[Work to complete]
For every line in the records that has the word "image", make a copy.

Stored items
%%
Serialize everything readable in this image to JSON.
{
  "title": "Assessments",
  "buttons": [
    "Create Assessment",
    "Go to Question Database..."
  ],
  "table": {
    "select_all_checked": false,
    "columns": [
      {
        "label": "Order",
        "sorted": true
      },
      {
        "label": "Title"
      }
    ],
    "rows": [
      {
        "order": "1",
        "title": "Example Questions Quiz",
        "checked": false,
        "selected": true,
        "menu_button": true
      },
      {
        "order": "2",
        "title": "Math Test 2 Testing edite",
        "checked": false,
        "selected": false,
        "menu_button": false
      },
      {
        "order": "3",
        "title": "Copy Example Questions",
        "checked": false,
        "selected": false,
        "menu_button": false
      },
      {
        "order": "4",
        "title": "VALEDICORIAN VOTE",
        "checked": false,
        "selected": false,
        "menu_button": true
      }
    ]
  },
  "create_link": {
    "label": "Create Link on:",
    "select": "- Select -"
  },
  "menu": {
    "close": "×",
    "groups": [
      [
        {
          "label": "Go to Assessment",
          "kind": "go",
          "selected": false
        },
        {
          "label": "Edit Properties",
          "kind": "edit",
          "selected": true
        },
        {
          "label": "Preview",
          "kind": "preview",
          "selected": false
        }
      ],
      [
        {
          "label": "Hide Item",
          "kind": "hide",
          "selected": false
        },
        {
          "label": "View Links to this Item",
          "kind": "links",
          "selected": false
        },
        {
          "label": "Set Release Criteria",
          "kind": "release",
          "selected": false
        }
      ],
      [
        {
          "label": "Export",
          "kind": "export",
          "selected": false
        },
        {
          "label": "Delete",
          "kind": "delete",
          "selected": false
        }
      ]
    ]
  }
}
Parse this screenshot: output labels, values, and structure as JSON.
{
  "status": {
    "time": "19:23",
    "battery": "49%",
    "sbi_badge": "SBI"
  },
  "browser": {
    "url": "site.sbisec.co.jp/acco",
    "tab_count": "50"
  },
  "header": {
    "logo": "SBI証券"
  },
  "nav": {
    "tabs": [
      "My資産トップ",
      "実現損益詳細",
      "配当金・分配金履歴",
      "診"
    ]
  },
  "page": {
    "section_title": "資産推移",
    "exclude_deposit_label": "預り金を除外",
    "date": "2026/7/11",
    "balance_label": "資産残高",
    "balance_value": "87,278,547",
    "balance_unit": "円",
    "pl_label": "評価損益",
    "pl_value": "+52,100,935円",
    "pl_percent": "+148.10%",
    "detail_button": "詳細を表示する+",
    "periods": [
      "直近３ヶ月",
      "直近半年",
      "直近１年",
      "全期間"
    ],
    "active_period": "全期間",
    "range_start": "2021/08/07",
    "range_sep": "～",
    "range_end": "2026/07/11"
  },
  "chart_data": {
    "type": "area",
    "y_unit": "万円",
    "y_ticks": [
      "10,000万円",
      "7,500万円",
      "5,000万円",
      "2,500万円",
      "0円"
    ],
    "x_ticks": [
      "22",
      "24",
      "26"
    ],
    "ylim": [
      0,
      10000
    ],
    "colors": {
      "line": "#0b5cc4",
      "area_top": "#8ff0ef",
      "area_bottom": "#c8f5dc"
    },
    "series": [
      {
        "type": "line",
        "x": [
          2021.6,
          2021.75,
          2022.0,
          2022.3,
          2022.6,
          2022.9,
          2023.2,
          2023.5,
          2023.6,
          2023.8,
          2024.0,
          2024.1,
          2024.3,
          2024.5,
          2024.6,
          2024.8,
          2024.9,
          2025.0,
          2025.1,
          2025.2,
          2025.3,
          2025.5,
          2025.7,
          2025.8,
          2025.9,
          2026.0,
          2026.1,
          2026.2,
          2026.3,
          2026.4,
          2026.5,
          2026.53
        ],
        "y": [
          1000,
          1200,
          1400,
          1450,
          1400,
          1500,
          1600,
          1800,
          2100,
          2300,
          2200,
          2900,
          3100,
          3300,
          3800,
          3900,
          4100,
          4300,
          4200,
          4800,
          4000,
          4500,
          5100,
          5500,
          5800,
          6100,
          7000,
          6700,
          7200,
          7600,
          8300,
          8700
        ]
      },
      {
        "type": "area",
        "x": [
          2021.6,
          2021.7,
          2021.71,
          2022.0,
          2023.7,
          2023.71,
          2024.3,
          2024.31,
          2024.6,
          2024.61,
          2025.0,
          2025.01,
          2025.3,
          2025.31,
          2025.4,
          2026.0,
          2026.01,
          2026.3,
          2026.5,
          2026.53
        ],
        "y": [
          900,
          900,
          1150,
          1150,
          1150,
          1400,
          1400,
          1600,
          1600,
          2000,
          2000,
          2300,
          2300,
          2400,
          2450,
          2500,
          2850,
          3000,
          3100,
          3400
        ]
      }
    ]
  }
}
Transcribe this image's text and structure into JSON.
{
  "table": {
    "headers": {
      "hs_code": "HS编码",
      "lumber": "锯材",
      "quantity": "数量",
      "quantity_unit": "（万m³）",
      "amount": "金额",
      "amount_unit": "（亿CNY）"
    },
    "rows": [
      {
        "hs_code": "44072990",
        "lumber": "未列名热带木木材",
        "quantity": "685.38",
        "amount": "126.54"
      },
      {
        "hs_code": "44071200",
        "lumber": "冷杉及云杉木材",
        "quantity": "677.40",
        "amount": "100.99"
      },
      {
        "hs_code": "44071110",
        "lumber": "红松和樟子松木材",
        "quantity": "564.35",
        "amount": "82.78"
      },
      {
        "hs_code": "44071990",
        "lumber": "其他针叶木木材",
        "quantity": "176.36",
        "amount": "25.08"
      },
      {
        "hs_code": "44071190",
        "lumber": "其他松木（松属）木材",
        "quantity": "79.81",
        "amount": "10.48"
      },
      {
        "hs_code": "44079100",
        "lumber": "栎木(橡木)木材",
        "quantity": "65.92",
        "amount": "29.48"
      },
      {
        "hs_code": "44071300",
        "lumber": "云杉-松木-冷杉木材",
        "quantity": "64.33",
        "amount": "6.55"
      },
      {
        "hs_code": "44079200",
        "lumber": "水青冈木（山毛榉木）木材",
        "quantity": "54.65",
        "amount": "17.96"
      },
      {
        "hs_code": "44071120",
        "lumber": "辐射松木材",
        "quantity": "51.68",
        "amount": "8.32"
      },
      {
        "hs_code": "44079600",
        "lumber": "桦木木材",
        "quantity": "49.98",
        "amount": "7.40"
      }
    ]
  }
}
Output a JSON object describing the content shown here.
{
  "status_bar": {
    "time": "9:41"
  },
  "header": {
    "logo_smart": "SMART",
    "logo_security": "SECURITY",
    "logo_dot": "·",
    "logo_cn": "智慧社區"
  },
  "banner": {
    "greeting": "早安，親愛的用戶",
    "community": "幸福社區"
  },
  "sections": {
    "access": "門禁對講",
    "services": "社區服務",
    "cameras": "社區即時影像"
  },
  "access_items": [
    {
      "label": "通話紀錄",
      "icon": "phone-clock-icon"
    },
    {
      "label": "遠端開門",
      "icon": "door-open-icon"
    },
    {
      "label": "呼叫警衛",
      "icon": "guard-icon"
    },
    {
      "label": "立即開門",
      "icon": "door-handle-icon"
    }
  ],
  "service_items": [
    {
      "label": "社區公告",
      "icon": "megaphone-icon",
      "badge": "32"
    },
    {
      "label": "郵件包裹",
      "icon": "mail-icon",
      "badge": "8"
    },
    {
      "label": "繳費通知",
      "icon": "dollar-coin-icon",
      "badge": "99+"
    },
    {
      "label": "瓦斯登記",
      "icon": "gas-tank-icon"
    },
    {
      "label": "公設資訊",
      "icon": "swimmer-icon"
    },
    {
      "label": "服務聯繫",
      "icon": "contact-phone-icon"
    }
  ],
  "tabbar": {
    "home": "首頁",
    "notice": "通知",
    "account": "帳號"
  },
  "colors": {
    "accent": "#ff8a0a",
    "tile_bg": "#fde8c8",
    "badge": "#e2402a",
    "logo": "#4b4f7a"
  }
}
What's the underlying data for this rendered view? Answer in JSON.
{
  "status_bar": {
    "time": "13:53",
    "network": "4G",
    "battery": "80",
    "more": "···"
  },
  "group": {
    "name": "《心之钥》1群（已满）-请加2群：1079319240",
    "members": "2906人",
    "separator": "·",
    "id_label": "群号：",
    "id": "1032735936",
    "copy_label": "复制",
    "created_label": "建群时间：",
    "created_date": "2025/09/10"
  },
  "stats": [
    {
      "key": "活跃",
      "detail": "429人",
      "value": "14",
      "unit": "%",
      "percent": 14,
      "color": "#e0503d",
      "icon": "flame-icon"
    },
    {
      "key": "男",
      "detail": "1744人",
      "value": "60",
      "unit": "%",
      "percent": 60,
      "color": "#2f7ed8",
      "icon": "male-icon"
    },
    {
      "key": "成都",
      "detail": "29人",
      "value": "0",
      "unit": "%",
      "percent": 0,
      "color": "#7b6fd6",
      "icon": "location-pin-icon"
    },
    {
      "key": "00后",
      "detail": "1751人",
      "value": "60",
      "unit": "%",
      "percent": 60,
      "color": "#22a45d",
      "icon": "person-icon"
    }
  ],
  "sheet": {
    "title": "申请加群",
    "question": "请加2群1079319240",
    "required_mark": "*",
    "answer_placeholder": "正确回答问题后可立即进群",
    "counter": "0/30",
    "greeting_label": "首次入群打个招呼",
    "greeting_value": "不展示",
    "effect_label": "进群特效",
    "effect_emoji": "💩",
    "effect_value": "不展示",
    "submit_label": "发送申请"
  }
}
%%
[Exercise solution]
Serialize everything readable in this image to JSON.
Transcribe this image's text and structure into JSON.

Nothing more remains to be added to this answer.